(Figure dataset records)
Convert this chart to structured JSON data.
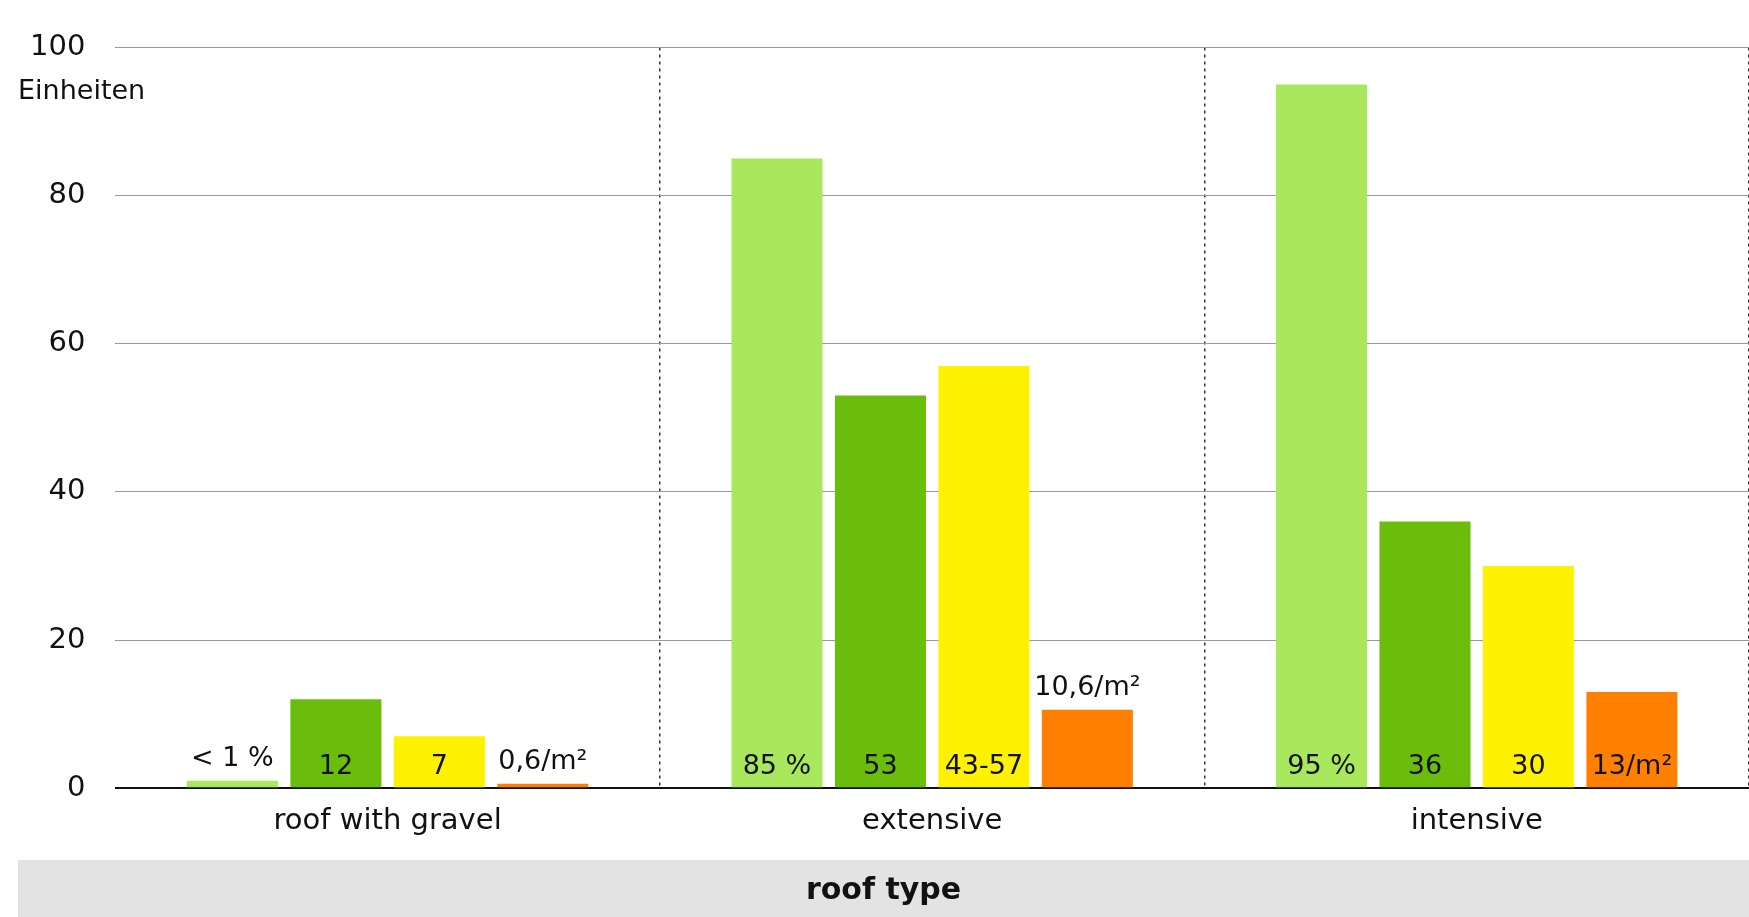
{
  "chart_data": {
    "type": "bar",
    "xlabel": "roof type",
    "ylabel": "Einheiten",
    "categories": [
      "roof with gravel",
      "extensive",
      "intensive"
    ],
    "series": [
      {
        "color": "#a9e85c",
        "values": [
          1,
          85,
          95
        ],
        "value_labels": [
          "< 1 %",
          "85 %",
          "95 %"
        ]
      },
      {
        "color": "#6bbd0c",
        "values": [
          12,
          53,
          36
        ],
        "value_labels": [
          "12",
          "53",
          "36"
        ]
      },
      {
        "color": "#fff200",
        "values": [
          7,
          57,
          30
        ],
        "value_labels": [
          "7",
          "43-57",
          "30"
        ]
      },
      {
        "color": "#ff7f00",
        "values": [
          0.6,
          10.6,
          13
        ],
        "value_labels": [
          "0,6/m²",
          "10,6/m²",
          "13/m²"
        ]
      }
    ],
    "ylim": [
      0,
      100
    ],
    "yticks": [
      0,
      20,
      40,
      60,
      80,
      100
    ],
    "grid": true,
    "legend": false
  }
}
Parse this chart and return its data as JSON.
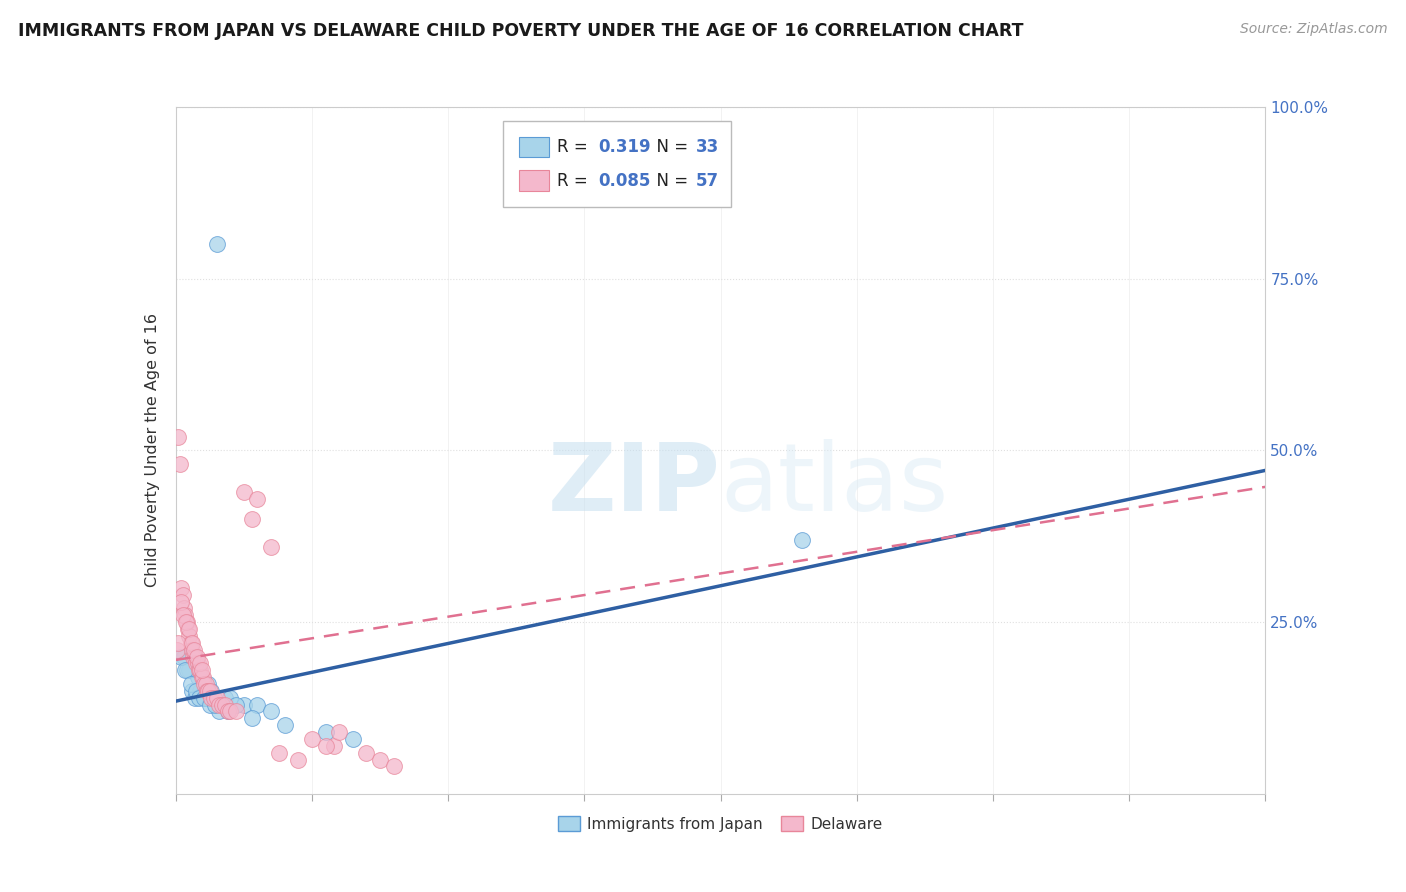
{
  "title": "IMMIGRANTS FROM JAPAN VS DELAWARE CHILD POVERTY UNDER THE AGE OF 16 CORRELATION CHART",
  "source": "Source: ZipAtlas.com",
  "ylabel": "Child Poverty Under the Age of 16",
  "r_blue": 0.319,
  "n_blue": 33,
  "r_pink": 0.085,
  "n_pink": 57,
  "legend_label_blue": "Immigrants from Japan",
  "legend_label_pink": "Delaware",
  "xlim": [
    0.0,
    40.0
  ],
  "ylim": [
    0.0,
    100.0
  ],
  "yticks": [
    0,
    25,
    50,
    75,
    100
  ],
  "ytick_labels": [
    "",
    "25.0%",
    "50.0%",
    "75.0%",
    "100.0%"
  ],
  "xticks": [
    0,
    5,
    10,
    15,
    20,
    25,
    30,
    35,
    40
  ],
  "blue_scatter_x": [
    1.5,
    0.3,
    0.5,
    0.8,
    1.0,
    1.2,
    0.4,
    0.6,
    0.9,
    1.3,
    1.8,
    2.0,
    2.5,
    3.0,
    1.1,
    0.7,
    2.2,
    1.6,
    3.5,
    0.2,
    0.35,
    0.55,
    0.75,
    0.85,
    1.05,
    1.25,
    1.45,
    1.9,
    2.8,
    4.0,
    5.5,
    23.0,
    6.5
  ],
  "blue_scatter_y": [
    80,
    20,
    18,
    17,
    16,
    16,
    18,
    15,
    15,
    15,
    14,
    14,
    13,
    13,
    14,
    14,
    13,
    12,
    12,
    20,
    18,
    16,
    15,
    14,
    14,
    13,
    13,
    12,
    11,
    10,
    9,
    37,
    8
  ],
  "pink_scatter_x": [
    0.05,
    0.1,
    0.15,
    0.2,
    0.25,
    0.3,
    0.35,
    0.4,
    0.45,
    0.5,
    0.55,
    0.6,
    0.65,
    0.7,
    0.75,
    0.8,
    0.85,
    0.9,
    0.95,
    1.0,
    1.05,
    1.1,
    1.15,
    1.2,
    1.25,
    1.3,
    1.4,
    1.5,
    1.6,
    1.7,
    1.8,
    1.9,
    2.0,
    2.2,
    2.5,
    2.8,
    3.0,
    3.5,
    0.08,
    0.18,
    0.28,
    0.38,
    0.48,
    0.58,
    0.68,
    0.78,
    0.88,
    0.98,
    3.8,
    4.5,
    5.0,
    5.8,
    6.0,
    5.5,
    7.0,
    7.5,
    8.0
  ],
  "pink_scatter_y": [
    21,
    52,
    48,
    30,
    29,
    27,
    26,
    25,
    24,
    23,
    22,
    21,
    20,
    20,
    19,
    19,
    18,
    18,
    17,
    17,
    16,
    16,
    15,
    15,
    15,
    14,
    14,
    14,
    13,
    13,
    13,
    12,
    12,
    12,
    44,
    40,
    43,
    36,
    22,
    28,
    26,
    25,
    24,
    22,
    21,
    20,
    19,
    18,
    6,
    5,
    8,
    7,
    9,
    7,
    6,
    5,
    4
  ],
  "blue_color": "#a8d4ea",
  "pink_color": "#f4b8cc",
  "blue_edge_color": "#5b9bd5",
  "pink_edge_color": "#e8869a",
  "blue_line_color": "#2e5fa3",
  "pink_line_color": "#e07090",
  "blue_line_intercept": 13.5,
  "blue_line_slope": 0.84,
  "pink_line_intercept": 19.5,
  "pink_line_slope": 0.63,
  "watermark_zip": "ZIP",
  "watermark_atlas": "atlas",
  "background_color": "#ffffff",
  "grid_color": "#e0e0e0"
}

● What this task involves:
Return the listing above word for word, with the pictures removed.

● Exercise response:
Convert this chart to structured JSON data.
{
  "chart_data": {
    "type": "bar",
    "xlabel": "roof type",
    "ylabel": "Einheiten",
    "categories": [
      "roof with gravel",
      "extensive",
      "intensive"
    ],
    "series": [
      {
        "color": "#a9e85c",
        "values": [
          1,
          85,
          95
        ],
        "value_labels": [
          "< 1 %",
          "85 %",
          "95 %"
        ]
      },
      {
        "color": "#6bbd0c",
        "values": [
          12,
          53,
          36
        ],
        "value_labels": [
          "12",
          "53",
          "36"
        ]
      },
      {
        "color": "#fff200",
        "values": [
          7,
          57,
          30
        ],
        "value_labels": [
          "7",
          "43-57",
          "30"
        ]
      },
      {
        "color": "#ff7f00",
        "values": [
          0.6,
          10.6,
          13
        ],
        "value_labels": [
          "0,6/m²",
          "10,6/m²",
          "13/m²"
        ]
      }
    ],
    "ylim": [
      0,
      100
    ],
    "yticks": [
      0,
      20,
      40,
      60,
      80,
      100
    ],
    "grid": true,
    "legend": false
  }
}
Parse this chart and return its data as JSON.
{
  "title": "IMMIGRANTS FROM JAPAN VS DELAWARE CHILD POVERTY UNDER THE AGE OF 16 CORRELATION CHART",
  "source": "Source: ZipAtlas.com",
  "ylabel": "Child Poverty Under the Age of 16",
  "r_blue": 0.319,
  "n_blue": 33,
  "r_pink": 0.085,
  "n_pink": 57,
  "legend_label_blue": "Immigrants from Japan",
  "legend_label_pink": "Delaware",
  "xlim": [
    0.0,
    40.0
  ],
  "ylim": [
    0.0,
    100.0
  ],
  "yticks": [
    0,
    25,
    50,
    75,
    100
  ],
  "ytick_labels": [
    "",
    "25.0%",
    "50.0%",
    "75.0%",
    "100.0%"
  ],
  "xticks": [
    0,
    5,
    10,
    15,
    20,
    25,
    30,
    35,
    40
  ],
  "blue_scatter_x": [
    1.5,
    0.3,
    0.5,
    0.8,
    1.0,
    1.2,
    0.4,
    0.6,
    0.9,
    1.3,
    1.8,
    2.0,
    2.5,
    3.0,
    1.1,
    0.7,
    2.2,
    1.6,
    3.5,
    0.2,
    0.35,
    0.55,
    0.75,
    0.85,
    1.05,
    1.25,
    1.45,
    1.9,
    2.8,
    4.0,
    5.5,
    23.0,
    6.5
  ],
  "blue_scatter_y": [
    80,
    20,
    18,
    17,
    16,
    16,
    18,
    15,
    15,
    15,
    14,
    14,
    13,
    13,
    14,
    14,
    13,
    12,
    12,
    20,
    18,
    16,
    15,
    14,
    14,
    13,
    13,
    12,
    11,
    10,
    9,
    37,
    8
  ],
  "pink_scatter_x": [
    0.05,
    0.1,
    0.15,
    0.2,
    0.25,
    0.3,
    0.35,
    0.4,
    0.45,
    0.5,
    0.55,
    0.6,
    0.65,
    0.7,
    0.75,
    0.8,
    0.85,
    0.9,
    0.95,
    1.0,
    1.05,
    1.1,
    1.15,
    1.2,
    1.25,
    1.3,
    1.4,
    1.5,
    1.6,
    1.7,
    1.8,
    1.9,
    2.0,
    2.2,
    2.5,
    2.8,
    3.0,
    3.5,
    0.08,
    0.18,
    0.28,
    0.38,
    0.48,
    0.58,
    0.68,
    0.78,
    0.88,
    0.98,
    3.8,
    4.5,
    5.0,
    5.8,
    6.0,
    5.5,
    7.0,
    7.5,
    8.0
  ],
  "pink_scatter_y": [
    21,
    52,
    48,
    30,
    29,
    27,
    26,
    25,
    24,
    23,
    22,
    21,
    20,
    20,
    19,
    19,
    18,
    18,
    17,
    17,
    16,
    16,
    15,
    15,
    15,
    14,
    14,
    14,
    13,
    13,
    13,
    12,
    12,
    12,
    44,
    40,
    43,
    36,
    22,
    28,
    26,
    25,
    24,
    22,
    21,
    20,
    19,
    18,
    6,
    5,
    8,
    7,
    9,
    7,
    6,
    5,
    4
  ],
  "blue_color": "#a8d4ea",
  "pink_color": "#f4b8cc",
  "blue_edge_color": "#5b9bd5",
  "pink_edge_color": "#e8869a",
  "blue_line_color": "#2e5fa3",
  "pink_line_color": "#e07090",
  "blue_line_intercept": 13.5,
  "blue_line_slope": 0.84,
  "pink_line_intercept": 19.5,
  "pink_line_slope": 0.63,
  "watermark_zip": "ZIP",
  "watermark_atlas": "atlas",
  "background_color": "#ffffff",
  "grid_color": "#e0e0e0"
}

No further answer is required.